*Aim of the task*
Print, exactly and completely, every entry in the data.

*Data rows*
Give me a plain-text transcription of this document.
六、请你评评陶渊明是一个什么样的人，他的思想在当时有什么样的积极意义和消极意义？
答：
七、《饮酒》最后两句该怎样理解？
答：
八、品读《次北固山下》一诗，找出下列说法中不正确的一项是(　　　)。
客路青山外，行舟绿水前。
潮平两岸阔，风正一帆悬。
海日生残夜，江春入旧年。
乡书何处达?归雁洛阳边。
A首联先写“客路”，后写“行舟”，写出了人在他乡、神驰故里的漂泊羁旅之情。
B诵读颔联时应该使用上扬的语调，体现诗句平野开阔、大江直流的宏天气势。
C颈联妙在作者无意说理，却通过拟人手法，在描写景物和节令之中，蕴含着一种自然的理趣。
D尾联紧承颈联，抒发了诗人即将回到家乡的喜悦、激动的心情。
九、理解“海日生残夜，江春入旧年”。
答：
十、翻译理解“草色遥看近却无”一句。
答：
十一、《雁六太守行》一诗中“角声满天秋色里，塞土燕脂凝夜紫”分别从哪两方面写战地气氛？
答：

*Finished task*
Give me a plain-text transcription of this document.
六、请你评评陶渊明是一个什么样的人，他的思想在当时有什么样的积极意义和消极意义？
答：
七、《饮酒》最后两句该怎样理解？
答：
八、品读《次北固山下》一诗，找出下列说法中不正确的一项是(　　　)。
客路青山外，行舟绿水前。
潮平两岸阔，风正一帆悬。
海日生残夜，江春入旧年。
乡书何处达?归雁洛阳边。
A首联先写“客路”，后写“行舟”，写出了人在他乡、神驰故里的漂泊羁旅之情。
B诵读颔联时应该使用上扬的语调，体现诗句平野开阔、大江直流的宏天气势。
C颈联妙在作者无意说理，却通过拟人手法，在描写景物和节令之中，蕴含着一种自然的理趣。
D尾联紧承颈联，抒发了诗人即将回到家乡的喜悦、激动的心情。
九、理解“海日生残夜，江春入旧年”。
答：
十、翻译理解“草色遥看近却无”一句。
答：
十一、《雁六太守行》一诗中“角声满天秋色里，塞土燕脂凝夜紫”分别从哪两方面写战地气氛？
答：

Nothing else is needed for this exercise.